* [Information shown]:

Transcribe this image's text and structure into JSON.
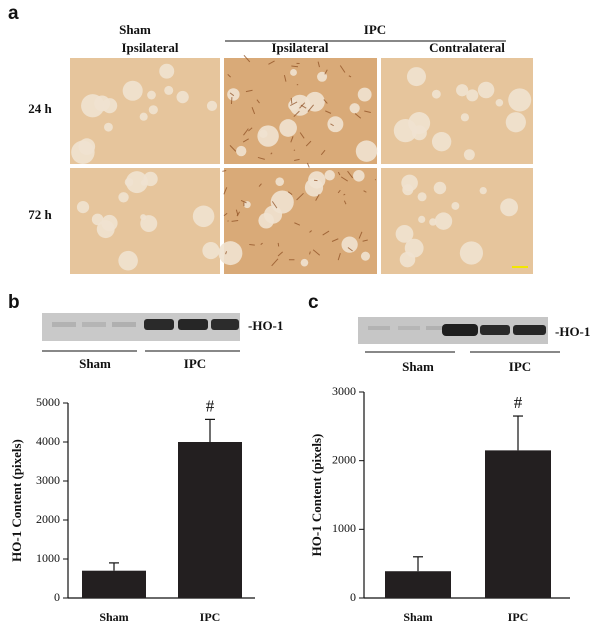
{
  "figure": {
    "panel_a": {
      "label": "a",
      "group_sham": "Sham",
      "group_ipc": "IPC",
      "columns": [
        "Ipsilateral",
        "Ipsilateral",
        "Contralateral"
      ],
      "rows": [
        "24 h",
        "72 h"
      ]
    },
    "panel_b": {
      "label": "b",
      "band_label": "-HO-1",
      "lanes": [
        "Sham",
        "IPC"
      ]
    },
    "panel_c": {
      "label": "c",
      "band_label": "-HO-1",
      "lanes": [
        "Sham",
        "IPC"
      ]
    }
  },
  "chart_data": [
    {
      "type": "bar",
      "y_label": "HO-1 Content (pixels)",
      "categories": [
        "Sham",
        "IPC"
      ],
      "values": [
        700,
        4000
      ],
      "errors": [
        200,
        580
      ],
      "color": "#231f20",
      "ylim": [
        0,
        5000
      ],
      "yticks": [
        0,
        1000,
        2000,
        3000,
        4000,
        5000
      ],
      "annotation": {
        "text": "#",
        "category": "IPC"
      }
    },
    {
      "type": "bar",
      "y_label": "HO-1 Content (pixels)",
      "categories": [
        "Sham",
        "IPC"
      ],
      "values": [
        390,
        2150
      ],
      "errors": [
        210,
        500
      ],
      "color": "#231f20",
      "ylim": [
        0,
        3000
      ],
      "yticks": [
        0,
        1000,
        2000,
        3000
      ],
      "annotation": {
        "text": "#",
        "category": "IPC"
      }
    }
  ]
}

* [Goal]: Leave out the pictures, and give all the records again exactly.

* [Output for this exercise]:
Transcribe this image's text and structure into JSON.
{
  "figure": {
    "panel_a": {
      "label": "a",
      "group_sham": "Sham",
      "group_ipc": "IPC",
      "columns": [
        "Ipsilateral",
        "Ipsilateral",
        "Contralateral"
      ],
      "rows": [
        "24 h",
        "72 h"
      ]
    },
    "panel_b": {
      "label": "b",
      "band_label": "-HO-1",
      "lanes": [
        "Sham",
        "IPC"
      ]
    },
    "panel_c": {
      "label": "c",
      "band_label": "-HO-1",
      "lanes": [
        "Sham",
        "IPC"
      ]
    }
  },
  "chart_data": [
    {
      "type": "bar",
      "y_label": "HO-1 Content (pixels)",
      "categories": [
        "Sham",
        "IPC"
      ],
      "values": [
        700,
        4000
      ],
      "errors": [
        200,
        580
      ],
      "color": "#231f20",
      "ylim": [
        0,
        5000
      ],
      "yticks": [
        0,
        1000,
        2000,
        3000,
        4000,
        5000
      ],
      "annotation": {
        "text": "#",
        "category": "IPC"
      }
    },
    {
      "type": "bar",
      "y_label": "HO-1 Content (pixels)",
      "categories": [
        "Sham",
        "IPC"
      ],
      "values": [
        390,
        2150
      ],
      "errors": [
        210,
        500
      ],
      "color": "#231f20",
      "ylim": [
        0,
        3000
      ],
      "yticks": [
        0,
        1000,
        2000,
        3000
      ],
      "annotation": {
        "text": "#",
        "category": "IPC"
      }
    }
  ]
}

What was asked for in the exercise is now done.